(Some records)
--------------------

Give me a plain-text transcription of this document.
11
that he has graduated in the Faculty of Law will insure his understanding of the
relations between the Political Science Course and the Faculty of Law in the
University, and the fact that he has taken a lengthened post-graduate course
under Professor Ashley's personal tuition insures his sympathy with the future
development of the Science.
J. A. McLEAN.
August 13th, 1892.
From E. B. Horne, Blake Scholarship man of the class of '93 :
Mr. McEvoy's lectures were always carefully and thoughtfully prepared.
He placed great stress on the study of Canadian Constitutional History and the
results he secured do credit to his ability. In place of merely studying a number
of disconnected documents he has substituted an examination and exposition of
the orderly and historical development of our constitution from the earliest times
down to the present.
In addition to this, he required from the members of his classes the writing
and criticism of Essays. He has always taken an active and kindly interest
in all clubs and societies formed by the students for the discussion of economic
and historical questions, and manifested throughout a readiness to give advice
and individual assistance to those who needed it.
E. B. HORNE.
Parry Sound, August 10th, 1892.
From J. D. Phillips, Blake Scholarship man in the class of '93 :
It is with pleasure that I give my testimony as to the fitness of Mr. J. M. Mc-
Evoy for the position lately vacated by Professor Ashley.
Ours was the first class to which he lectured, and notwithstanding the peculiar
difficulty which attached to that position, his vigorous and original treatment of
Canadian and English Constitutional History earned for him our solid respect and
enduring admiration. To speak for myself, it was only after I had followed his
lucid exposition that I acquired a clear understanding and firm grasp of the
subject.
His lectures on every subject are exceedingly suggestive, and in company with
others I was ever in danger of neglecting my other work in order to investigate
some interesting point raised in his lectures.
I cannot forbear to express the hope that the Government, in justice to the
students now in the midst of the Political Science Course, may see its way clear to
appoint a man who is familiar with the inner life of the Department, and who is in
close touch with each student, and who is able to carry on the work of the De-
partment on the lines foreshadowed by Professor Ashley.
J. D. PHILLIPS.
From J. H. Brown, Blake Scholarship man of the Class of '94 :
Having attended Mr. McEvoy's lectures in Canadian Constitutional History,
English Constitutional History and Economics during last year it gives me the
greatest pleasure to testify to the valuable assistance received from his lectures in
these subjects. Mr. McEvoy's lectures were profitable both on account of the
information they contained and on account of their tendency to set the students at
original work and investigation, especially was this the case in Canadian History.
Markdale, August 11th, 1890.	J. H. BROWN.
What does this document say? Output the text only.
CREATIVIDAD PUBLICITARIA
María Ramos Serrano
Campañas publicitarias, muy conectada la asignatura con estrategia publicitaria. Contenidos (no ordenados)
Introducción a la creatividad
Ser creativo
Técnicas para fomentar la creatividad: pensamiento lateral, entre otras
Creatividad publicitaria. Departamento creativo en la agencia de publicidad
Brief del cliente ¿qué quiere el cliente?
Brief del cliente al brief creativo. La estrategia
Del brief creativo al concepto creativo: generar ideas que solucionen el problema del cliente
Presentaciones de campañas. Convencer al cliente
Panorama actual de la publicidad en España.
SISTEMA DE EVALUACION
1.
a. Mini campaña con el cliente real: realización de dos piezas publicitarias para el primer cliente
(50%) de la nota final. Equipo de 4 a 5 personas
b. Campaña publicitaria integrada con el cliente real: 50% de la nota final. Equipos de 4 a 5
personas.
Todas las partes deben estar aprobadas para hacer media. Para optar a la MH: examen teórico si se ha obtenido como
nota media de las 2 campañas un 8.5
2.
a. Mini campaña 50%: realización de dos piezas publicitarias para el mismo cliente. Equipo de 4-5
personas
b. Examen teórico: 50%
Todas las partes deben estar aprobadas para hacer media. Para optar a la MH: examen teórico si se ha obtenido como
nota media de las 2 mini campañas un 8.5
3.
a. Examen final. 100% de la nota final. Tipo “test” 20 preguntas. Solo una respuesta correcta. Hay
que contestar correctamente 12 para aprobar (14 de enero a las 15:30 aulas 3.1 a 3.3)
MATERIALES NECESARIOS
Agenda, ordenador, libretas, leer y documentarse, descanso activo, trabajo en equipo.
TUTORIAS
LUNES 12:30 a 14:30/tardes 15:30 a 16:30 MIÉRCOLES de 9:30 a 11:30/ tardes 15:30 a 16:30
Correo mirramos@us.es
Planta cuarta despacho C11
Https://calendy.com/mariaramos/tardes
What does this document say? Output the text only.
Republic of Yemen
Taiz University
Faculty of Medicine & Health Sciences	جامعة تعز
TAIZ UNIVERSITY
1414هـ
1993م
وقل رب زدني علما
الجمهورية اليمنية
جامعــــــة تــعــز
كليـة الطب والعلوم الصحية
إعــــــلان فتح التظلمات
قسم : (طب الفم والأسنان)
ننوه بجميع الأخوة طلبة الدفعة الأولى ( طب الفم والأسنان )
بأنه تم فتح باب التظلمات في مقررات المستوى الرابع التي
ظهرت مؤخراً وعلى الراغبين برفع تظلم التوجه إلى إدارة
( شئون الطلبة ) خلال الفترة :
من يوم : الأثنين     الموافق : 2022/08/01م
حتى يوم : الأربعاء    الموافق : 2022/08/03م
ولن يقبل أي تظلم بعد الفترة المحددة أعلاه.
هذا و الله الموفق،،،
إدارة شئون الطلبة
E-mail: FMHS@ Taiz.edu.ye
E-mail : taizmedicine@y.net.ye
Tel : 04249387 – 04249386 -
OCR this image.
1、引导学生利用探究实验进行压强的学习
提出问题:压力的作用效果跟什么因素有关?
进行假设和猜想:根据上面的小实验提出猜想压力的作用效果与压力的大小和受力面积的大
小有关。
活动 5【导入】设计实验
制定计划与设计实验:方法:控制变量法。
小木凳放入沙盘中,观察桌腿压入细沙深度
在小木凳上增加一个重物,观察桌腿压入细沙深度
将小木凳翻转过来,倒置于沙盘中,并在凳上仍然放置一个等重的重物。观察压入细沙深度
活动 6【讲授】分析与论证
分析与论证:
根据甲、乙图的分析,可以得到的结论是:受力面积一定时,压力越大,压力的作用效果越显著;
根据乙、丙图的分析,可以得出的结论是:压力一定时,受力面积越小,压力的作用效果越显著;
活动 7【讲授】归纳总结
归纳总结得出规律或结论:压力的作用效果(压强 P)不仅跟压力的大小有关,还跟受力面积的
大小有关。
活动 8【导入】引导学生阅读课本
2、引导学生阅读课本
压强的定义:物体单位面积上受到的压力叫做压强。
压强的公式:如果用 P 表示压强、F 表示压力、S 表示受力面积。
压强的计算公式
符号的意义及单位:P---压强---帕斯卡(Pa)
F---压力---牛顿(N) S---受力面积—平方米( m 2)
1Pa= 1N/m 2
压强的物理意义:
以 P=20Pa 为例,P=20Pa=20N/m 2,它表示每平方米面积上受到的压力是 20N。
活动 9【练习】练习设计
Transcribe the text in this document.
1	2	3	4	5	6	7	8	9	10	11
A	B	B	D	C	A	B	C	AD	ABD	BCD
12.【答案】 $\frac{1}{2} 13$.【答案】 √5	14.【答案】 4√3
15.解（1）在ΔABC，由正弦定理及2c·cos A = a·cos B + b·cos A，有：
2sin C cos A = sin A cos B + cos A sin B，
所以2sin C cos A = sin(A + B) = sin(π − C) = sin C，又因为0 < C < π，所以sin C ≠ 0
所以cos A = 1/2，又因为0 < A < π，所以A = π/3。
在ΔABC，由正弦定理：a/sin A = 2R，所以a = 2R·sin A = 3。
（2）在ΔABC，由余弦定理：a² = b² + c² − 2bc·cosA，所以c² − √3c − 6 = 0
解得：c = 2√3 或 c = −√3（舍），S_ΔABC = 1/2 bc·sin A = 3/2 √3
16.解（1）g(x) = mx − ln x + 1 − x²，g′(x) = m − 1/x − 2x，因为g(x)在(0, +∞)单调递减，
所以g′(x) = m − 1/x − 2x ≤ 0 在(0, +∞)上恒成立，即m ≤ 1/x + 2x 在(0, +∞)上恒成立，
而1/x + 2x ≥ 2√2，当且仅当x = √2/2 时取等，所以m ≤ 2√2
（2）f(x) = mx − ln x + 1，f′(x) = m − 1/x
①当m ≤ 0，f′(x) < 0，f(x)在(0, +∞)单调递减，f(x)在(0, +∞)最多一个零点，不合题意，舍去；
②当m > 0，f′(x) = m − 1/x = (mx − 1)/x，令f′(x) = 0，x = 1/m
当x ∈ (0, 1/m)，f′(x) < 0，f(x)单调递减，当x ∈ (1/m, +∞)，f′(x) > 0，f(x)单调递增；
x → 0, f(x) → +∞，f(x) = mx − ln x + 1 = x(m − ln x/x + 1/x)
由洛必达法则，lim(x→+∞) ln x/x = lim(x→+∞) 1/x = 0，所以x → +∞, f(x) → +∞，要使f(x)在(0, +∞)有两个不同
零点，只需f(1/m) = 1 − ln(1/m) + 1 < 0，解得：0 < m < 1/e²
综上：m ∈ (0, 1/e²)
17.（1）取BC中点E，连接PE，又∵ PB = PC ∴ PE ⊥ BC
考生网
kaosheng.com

--------------------

Note each line of the entries that has "publicidad" in it, and copy those lines.

Creatividad publicitaria. Departamento creativo en la agencia de publicidad
Panorama actual de la publicidad en España.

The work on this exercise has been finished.